## GIVEN EXERCISE 1
Translate this sentence from the email about zfs bookmarks into Spanish: "Was the -r an early idea that got decided against later?"
──────────
On Sun, Apr 13, 2014 at 6:59 AM, Chapman Flack <[email protected]>wrote:

> Dear Mr. Ahrens,
>
> I discovered the idea of zfs bookmarks by accident when a google search
> for something else turned up this:
>
> https://www.illumos.org/issues/4369
>
> Cool idea! I was just looking a little more closely and I had a few
> questions (or possibly suggestions, depending on the answers to the
> questions :):
>
> 1. In Issue 4369, it says "from the new manpage:
> zfs bookmark [-r] snapshot bookmark" but when I check the manpage itself
> http://src.illumos.org/source/xref/illumos-gate/usr/src/man/man1m/zfs.1m
> it doesn't mention any -r option. Neither does zfs_main.c accept one:
>
> http://src.illumos.org/source/xref/illumos-gate/usr/src/cmd/zfs/zfs_main.c#6621
>
> Was the -r an early idea that got decided against later?
>

That's right -- not so much that we decided against it, as didn't have time
to implement it.


>
> 2. I see that a bookmark is accepted only in the single-dataset
> form of zfs send, not the form that allows -R, -I, etc. Was there
> a deep technical reason why that couldn't be supported, or just
> low time / low interest?
>

There's no deep reason -- we just didn't have time and didn't need it for
our use case.  It would be great to see an extension to this to support -R,
-I, etc.  The issue is that -R uses an older style of zfs send kernel
interface (ioctl) that we didn't want to mess with.


>
> My backup system currently makes significant use of -R and -I, so
> the attraction of being able to replace snapshots with bookmarks
> and reclaim the snapshot space wouldn't be available to me. :(
>
> 3. In a similar vein, is it possible to set and get user properties
> on a bookmark? Again, my system keeps state notes in user properties
> of snapshots that have been replicated, so the usefulness of bookmarks
> would be reduced if the same notes could not be kept there.
──────────
## GIVEN EXERCISE 2
Reproduce everything from the start of the records down to the line containing "684, 486, 742)", with both of those lines included.

## Element location listings
──────────
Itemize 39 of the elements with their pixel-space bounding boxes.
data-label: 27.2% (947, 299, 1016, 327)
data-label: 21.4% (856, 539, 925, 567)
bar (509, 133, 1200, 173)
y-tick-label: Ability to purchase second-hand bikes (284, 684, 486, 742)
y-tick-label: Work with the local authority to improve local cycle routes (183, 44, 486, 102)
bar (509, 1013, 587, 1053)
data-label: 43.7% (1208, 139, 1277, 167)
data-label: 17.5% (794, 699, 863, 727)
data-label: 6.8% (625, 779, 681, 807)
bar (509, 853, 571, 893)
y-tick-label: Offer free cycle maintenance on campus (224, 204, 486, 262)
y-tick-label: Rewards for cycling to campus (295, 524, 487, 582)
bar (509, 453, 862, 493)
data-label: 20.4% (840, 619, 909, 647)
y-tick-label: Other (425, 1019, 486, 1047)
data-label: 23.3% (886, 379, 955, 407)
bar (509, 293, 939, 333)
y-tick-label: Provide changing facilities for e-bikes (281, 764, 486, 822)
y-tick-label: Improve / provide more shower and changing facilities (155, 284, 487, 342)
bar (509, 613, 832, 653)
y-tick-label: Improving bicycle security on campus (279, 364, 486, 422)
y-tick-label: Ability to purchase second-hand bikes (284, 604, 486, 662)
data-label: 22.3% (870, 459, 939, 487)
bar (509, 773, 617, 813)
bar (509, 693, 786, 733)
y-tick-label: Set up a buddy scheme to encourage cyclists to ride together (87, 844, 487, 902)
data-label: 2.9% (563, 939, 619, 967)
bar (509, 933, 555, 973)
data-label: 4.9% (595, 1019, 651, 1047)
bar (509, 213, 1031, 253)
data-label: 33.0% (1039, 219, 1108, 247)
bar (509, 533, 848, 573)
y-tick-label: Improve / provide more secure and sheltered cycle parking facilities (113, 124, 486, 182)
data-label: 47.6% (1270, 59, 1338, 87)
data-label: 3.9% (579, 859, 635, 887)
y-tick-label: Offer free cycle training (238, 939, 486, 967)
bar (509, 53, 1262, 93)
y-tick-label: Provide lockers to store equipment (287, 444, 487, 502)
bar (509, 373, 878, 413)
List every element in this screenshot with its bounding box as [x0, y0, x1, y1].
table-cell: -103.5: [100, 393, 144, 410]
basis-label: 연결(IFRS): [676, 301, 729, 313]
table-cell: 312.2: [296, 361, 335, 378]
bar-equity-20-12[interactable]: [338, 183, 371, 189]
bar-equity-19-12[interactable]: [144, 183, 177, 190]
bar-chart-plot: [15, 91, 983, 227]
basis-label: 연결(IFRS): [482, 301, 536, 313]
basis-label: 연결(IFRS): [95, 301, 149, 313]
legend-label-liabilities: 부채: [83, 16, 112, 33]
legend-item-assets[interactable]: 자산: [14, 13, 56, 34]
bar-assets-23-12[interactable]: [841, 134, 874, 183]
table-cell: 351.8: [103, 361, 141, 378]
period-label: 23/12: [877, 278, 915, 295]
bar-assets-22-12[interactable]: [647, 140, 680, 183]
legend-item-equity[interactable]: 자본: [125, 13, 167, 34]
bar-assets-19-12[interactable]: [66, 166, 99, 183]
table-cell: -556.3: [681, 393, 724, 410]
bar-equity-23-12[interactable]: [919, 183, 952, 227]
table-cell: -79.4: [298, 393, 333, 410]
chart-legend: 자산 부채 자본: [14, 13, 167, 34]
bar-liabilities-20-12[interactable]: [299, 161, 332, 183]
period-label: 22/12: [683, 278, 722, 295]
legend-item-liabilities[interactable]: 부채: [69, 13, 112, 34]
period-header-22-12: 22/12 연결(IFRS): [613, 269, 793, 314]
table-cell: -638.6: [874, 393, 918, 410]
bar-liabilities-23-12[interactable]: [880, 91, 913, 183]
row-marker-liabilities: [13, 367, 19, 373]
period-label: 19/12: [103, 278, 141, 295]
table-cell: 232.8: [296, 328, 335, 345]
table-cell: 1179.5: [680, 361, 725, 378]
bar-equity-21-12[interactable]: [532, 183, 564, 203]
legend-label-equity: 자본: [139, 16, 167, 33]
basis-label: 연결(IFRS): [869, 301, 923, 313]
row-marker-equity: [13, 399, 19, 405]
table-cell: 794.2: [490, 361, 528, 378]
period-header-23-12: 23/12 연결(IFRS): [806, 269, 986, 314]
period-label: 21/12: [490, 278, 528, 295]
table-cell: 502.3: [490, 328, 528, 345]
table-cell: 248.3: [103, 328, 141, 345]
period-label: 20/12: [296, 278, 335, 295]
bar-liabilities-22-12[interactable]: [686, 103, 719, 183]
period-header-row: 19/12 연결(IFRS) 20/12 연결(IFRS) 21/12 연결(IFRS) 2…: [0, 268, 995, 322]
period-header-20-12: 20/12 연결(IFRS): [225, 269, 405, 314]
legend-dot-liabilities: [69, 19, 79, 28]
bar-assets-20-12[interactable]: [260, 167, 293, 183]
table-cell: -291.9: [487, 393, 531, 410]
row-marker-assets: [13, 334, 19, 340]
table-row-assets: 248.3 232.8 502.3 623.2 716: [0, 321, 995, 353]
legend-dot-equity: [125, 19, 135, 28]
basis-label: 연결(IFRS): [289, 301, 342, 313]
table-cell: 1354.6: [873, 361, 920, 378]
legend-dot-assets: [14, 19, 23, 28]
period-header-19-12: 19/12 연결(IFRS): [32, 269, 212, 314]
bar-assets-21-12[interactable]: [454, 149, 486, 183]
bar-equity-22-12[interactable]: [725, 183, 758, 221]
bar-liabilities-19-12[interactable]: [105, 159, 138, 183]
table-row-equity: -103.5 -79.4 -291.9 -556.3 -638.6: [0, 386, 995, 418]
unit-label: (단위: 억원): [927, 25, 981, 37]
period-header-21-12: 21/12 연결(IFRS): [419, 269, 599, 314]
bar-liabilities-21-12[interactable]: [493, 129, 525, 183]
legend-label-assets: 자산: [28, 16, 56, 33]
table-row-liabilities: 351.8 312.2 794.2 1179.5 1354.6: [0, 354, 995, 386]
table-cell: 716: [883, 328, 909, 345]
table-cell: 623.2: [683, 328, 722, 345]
──────────
## FULL SOLUTION 1
¿La opción -r fue una idea temprana que luego se descartó?

## FULL SOLUTION 2
Itemize 39 of the elements with their pixel-space bounding boxes.
data-label: 27.2% (947, 299, 1016, 327)
data-label: 21.4% (856, 539, 925, 567)
bar (509, 133, 1200, 173)
y-tick-label: Ability to purchase second-hand bikes (284, 684, 486, 742)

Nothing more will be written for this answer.